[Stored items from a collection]
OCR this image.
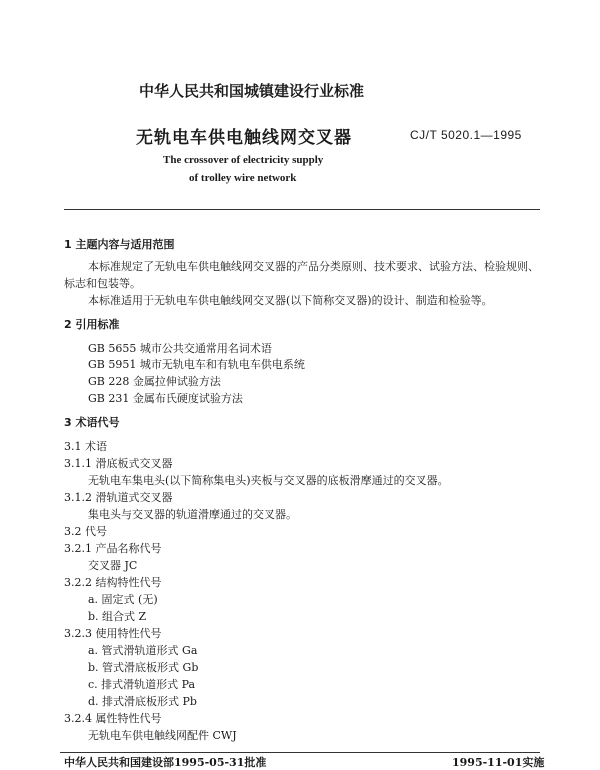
中华人民共和国城镇建设行业标准
无轨电车供电触线网交叉器	CJ/T 5020.1—1995
The crossover of electricity supply
of trolley wire network
1 主题内容与适用范围
本标准规定了无轨电车供电触线网交叉器的产品分类原则、技术要求、试验方法、检验规则、标志和包装等。
本标准适用于无轨电车供电触线网交叉器(以下简称交叉器)的设计、制造和检验等。
2 引用标准
GB 5655 城市公共交通常用名词术语
GB 5951 城市无轨电车和有轨电车供电系统
GB 228 金属拉伸试验方法
GB 231 金属布氏硬度试验方法
3 术语代号
3.1 术语
3.1.1 滑底板式交叉器
无轨电车集电头(以下简称集电头)夹板与交叉器的底板滑摩通过的交叉器。
3.1.2 滑轨道式交叉器
集电头与交叉器的轨道滑摩通过的交叉器。
3.2 代号
3.2.1 产品名称代号
交叉器 JC
3.2.2 结构特性代号
a. 固定式 (无)
b. 组合式 Z
3.2.3 使用特性代号
a. 管式滑轨道形式 Ga
b. 管式滑底板形式 Gb
c. 排式滑轨道形式 Pa
d. 排式滑底板形式 Pb
3.2.4 属性特性代号
无轨电车供电触线网配件 CWJ
中华人民共和国建设部1995-05-31批准	1995-11-01实施
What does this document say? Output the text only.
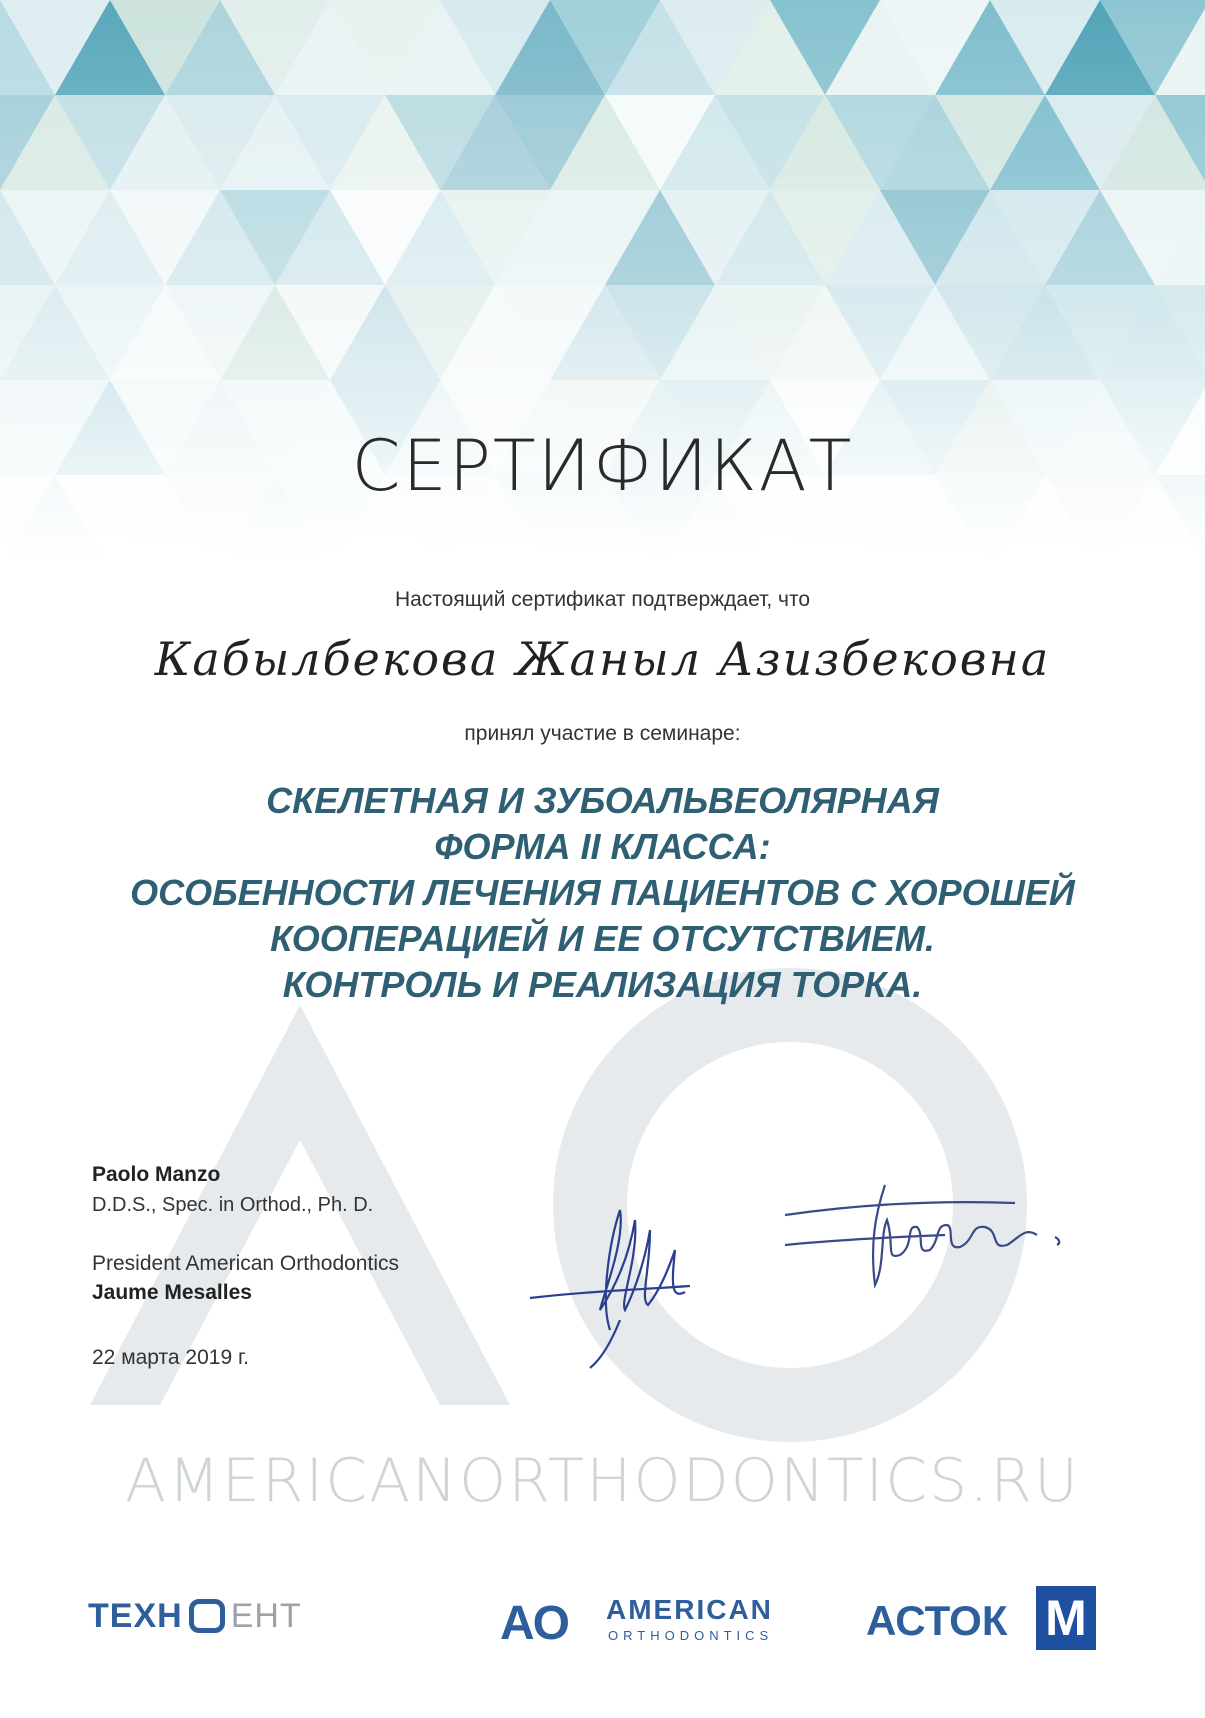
СЕРТИФИКАТ
Настоящий сертификат подтверждает, что
Кабылбекова Жаныл Азизбековна
принял участие в семинаре:
СКЕЛЕТНАЯ И ЗУБОАЛЬВЕОЛЯРНАЯ
ФОРМА II КЛАССА:
ОСОБЕННОСТИ ЛЕЧЕНИЯ ПАЦИЕНТОВ С ХОРОШЕЙ
КООПЕРАЦИЕЙ И ЕЕ ОТСУТСТВИЕМ.
КОНТРОЛЬ И РЕАЛИЗАЦИЯ ТОРКА.
Paolo Manzo
D.D.S., Spec. in Orthod., Ph. D.
President American Orthodontics
Jaume Mesalles
22 марта 2019 г.
AMERICANORTHODONTICS.RU
ТЕХН ЕНТ	AO AMERICAN
ORTHODONTICS АСТОК M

--- Task directions ---
Exact duplication of all the records is required; pictures are omitted from the copy.

--- Response ---
OCR this image.
中华人民共和国城镇建设行业标准
无轨电车供电触线网交叉器	CJ/T 5020.1—1995
The crossover of electricity supply
of trolley wire network
1 主题内容与适用范围
本标准规定了无轨电车供电触线网交叉器的产品分类原则、技术要求、试验方法、检验规则、标志和包装等。
本标准适用于无轨电车供电触线网交叉器(以下简称交叉器)的设计、制造和检验等。
2 引用标准
GB 5655 城市公共交通常用名词术语
GB 5951 城市无轨电车和有轨电车供电系统
GB 228 金属拉伸试验方法
GB 231 金属布氏硬度试验方法
3 术语代号
3.1 术语
3.1.1 滑底板式交叉器
无轨电车集电头(以下简称集电头)夹板与交叉器的底板滑摩通过的交叉器。
3.1.2 滑轨道式交叉器
集电头与交叉器的轨道滑摩通过的交叉器。
3.2 代号
3.2.1 产品名称代号
交叉器 JC
3.2.2 结构特性代号
a. 固定式 (无)
b. 组合式 Z
3.2.3 使用特性代号
a. 管式滑轨道形式 Ga
b. 管式滑底板形式 Gb
c. 排式滑轨道形式 Pa
d. 排式滑底板形式 Pb
3.2.4 属性特性代号
无轨电车供电触线网配件 CWJ
中华人民共和国建设部1995-05-31批准	1995-11-01实施
What does this document say? Output the text only.
СЕРТИФИКАТ
Настоящий сертификат подтверждает, что
Кабылбекова Жаныл Азизбековна
принял участие в семинаре:
СКЕЛЕТНАЯ И ЗУБОАЛЬВЕОЛЯРНАЯ
ФОРМА II КЛАССА:
ОСОБЕННОСТИ ЛЕЧЕНИЯ ПАЦИЕНТОВ С ХОРОШЕЙ
КООПЕРАЦИЕЙ И ЕЕ ОТСУТСТВИЕМ.
КОНТРОЛЬ И РЕАЛИЗАЦИЯ ТОРКА.
Paolo Manzo
D.D.S., Spec. in Orthod., Ph. D.
President American Orthodontics
Jaume Mesalles
22 марта 2019 г.
AMERICANORTHODONTICS.RU
ТЕХН ЕНТ	AO AMERICAN
ORTHODONTICS АСТОК M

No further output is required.